## Work item:
In the material below, find each line that contains the word "cases" and copy it.

------ Material for this task

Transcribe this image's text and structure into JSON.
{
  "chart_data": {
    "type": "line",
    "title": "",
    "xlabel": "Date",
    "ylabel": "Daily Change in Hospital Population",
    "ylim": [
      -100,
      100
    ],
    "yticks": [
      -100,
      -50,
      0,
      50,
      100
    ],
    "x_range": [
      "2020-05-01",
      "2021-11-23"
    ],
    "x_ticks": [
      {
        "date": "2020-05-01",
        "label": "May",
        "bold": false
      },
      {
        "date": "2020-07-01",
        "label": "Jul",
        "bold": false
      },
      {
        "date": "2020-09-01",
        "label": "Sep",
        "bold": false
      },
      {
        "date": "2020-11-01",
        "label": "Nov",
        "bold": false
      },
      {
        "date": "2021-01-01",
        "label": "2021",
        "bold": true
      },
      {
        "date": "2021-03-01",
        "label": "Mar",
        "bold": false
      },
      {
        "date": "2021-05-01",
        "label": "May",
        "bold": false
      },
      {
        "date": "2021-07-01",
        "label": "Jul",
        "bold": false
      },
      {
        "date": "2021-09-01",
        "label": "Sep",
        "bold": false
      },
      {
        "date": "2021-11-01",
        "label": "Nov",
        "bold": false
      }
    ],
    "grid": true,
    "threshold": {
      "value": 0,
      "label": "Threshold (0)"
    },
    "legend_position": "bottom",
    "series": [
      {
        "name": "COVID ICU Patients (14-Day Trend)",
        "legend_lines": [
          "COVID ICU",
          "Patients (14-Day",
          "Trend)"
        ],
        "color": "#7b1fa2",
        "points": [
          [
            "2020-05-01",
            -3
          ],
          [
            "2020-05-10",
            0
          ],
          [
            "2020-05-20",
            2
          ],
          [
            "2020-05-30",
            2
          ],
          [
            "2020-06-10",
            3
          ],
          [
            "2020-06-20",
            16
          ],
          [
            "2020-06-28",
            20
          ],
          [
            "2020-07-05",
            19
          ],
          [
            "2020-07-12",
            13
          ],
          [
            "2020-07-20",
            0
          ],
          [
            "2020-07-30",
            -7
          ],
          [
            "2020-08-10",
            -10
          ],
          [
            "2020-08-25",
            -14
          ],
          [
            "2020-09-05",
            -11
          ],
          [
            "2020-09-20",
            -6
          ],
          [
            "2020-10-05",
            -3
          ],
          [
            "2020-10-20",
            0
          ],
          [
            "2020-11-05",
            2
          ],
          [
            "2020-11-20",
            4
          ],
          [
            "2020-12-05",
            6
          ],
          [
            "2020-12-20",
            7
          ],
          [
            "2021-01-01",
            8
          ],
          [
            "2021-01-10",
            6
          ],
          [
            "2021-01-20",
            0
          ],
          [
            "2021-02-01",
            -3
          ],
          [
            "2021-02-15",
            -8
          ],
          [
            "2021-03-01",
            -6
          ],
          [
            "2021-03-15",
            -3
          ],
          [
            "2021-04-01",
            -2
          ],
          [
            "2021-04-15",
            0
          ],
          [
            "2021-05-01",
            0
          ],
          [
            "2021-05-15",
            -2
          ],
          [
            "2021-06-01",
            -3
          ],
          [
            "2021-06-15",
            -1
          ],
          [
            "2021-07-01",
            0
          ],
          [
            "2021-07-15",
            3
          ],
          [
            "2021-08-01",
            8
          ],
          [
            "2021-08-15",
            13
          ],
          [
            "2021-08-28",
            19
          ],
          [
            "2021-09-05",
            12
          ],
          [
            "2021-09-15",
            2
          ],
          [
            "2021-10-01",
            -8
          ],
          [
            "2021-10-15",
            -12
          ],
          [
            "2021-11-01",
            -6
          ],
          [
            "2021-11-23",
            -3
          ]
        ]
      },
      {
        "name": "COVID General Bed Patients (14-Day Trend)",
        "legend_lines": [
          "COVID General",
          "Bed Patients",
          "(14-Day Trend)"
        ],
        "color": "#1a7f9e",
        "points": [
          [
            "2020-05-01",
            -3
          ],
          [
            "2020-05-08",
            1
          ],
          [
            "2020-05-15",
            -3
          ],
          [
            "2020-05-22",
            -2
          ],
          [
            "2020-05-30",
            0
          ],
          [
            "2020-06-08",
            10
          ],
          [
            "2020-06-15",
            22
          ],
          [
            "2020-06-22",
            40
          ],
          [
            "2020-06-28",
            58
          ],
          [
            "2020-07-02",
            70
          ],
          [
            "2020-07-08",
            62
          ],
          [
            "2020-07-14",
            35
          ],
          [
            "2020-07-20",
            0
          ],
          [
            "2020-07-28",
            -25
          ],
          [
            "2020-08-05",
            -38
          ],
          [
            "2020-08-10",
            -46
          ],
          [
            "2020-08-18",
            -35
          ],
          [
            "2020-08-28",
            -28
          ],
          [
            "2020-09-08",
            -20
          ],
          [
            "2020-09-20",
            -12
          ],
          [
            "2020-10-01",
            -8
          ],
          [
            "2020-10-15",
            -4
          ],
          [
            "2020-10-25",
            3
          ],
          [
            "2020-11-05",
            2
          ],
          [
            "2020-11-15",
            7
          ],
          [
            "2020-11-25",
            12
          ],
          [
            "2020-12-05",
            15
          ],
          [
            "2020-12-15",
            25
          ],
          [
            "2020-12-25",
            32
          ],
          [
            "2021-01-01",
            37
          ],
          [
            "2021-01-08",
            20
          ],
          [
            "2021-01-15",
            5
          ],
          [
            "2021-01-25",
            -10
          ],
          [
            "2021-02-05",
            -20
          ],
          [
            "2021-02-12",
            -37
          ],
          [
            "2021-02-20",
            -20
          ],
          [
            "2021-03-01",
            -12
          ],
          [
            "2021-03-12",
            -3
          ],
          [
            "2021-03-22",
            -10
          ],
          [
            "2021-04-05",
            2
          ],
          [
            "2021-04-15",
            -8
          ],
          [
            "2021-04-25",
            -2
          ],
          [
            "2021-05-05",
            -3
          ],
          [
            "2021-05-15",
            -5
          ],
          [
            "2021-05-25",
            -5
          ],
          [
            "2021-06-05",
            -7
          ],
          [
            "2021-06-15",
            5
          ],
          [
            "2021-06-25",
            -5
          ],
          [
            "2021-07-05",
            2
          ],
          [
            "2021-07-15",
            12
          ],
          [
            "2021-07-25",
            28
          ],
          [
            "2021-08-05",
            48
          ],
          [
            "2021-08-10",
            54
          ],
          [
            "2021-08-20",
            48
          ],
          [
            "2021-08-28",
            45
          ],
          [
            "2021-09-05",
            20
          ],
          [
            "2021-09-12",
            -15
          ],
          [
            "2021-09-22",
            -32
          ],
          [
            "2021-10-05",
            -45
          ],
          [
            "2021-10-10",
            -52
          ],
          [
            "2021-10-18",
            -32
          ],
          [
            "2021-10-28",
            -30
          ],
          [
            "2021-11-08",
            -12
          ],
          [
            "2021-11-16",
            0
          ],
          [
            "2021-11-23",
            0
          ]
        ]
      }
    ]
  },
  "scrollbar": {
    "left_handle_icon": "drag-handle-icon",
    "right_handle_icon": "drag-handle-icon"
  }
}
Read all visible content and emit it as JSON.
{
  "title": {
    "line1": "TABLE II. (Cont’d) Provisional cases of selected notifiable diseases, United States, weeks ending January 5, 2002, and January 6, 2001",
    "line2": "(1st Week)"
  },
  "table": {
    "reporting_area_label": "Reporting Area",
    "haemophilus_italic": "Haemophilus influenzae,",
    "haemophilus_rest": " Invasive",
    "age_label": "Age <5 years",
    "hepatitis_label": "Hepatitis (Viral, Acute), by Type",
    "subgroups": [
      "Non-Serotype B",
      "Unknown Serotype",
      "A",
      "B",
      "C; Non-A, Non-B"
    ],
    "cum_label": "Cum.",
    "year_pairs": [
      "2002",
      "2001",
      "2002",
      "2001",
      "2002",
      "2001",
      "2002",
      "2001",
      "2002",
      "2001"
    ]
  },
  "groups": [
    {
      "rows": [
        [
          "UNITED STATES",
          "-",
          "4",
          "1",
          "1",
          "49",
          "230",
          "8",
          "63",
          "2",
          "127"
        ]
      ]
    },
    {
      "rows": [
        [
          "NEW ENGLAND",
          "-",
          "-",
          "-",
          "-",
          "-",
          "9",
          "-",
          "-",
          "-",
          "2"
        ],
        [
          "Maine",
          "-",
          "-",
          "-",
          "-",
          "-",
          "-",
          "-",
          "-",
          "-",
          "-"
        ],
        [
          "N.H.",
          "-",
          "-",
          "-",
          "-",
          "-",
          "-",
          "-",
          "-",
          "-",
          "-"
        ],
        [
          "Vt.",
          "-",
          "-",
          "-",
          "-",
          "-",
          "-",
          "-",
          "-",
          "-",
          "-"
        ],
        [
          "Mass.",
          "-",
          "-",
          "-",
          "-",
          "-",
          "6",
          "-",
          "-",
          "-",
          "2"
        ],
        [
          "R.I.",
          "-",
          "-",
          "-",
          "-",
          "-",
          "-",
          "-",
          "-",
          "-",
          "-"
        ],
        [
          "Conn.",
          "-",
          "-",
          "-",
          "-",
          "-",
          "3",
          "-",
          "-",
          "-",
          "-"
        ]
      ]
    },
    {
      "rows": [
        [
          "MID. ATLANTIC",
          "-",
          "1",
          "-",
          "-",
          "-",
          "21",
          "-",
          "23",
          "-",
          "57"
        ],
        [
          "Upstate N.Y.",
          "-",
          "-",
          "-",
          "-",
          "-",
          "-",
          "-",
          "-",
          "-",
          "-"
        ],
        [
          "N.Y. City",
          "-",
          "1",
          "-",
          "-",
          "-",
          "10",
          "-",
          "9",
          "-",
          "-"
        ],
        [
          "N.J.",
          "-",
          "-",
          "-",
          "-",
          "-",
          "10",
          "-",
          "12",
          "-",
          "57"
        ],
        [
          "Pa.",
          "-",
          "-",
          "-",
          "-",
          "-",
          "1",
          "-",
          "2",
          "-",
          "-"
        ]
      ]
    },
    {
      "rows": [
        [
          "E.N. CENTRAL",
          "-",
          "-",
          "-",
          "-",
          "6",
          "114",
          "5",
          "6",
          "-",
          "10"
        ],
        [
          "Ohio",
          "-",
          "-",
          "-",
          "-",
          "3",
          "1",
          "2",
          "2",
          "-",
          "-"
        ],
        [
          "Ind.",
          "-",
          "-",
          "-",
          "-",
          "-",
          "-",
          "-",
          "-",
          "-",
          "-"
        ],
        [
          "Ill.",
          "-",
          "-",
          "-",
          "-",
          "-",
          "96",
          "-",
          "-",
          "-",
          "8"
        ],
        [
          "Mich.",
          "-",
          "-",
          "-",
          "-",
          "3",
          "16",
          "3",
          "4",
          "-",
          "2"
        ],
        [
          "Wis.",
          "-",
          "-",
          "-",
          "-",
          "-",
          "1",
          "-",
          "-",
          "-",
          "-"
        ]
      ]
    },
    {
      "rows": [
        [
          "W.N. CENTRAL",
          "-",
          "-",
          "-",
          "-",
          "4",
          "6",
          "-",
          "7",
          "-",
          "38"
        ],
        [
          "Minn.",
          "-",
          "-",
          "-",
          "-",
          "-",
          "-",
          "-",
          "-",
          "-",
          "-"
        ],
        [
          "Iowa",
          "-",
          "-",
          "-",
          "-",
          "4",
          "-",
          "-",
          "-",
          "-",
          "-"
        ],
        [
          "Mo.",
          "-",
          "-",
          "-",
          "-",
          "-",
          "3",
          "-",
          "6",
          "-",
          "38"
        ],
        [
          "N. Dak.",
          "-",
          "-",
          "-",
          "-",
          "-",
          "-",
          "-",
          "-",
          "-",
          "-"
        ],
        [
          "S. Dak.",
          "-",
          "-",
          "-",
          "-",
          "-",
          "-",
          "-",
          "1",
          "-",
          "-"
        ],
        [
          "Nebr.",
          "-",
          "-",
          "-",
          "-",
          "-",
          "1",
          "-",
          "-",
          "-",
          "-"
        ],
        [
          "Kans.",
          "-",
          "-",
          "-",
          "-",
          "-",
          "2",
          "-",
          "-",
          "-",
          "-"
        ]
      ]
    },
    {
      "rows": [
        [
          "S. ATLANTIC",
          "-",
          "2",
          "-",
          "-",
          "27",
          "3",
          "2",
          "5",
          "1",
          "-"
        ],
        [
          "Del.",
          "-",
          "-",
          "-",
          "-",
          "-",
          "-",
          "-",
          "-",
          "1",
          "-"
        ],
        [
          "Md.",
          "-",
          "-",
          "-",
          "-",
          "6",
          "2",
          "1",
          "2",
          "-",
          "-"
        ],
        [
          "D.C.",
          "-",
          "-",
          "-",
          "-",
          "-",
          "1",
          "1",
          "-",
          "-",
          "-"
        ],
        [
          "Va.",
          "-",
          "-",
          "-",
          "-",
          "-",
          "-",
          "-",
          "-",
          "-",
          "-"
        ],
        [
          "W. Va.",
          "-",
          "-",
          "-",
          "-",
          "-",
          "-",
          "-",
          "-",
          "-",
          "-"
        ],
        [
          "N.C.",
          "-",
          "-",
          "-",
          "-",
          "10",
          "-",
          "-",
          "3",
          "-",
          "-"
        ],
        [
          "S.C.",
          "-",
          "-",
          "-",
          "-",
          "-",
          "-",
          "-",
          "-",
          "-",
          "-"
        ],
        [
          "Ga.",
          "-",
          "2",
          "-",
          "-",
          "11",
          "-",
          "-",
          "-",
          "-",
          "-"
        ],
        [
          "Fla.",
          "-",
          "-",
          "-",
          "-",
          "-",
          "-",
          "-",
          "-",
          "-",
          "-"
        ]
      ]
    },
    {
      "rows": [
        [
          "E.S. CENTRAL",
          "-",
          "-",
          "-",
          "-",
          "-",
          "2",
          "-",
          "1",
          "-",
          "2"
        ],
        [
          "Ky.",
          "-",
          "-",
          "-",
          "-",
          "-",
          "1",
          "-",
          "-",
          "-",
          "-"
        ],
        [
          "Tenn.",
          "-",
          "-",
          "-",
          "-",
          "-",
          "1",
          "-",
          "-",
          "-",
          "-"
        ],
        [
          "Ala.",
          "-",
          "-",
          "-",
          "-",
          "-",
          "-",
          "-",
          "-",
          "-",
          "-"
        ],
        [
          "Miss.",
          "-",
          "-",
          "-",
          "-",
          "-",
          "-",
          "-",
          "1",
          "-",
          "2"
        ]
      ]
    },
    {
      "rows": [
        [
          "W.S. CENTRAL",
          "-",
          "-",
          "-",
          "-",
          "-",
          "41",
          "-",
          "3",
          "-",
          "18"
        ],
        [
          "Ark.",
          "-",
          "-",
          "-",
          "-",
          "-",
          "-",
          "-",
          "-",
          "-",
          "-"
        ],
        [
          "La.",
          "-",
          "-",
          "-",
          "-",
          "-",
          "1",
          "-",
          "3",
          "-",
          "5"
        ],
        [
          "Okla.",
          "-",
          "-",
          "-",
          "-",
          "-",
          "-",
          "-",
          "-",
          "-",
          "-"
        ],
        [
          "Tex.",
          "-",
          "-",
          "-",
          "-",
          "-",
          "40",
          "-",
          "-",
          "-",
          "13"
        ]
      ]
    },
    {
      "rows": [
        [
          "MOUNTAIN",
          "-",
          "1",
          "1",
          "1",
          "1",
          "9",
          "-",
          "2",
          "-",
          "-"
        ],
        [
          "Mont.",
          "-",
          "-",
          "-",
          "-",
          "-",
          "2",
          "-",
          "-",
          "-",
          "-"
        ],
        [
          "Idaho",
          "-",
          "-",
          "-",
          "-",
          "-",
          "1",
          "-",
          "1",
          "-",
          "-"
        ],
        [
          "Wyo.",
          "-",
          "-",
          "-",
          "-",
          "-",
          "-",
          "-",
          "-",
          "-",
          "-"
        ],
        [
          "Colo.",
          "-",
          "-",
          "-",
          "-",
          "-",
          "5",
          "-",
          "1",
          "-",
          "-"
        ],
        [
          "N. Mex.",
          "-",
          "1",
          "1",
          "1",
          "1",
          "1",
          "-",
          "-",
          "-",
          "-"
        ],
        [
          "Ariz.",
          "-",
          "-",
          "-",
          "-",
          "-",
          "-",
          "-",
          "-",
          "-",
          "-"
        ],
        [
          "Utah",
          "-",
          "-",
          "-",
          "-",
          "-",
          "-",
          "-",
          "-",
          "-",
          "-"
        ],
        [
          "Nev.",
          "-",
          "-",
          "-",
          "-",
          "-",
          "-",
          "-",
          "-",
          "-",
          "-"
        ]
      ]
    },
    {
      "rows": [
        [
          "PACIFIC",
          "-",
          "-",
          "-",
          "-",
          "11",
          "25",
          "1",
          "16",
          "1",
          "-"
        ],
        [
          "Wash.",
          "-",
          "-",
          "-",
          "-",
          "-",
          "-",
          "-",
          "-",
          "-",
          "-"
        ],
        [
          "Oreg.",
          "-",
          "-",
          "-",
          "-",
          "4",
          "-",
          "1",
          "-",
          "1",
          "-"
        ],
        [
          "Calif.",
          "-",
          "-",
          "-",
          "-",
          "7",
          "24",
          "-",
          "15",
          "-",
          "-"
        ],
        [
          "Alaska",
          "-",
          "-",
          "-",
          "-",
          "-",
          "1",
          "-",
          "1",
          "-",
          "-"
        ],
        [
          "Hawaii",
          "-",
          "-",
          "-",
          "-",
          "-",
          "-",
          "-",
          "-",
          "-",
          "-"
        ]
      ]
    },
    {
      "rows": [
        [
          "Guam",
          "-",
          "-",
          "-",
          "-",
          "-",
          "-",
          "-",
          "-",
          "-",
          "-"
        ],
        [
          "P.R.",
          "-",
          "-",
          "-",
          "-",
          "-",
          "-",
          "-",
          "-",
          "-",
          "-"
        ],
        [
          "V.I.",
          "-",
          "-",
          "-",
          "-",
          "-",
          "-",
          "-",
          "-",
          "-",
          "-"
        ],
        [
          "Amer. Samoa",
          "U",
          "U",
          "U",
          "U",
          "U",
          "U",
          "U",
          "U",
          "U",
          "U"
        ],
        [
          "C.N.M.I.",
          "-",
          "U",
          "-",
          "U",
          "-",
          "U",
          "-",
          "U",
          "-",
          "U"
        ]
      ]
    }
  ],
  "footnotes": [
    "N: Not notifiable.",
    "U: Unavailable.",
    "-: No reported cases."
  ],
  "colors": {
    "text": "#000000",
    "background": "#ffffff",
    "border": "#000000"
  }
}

------------

## Written solution:
    "line1": "TABLE II. (Cont’d) Provisional cases of selected notifiable diseases, United States, weeks ending January 5, 2002, and January 6, 2001",
    "-: No reported cases."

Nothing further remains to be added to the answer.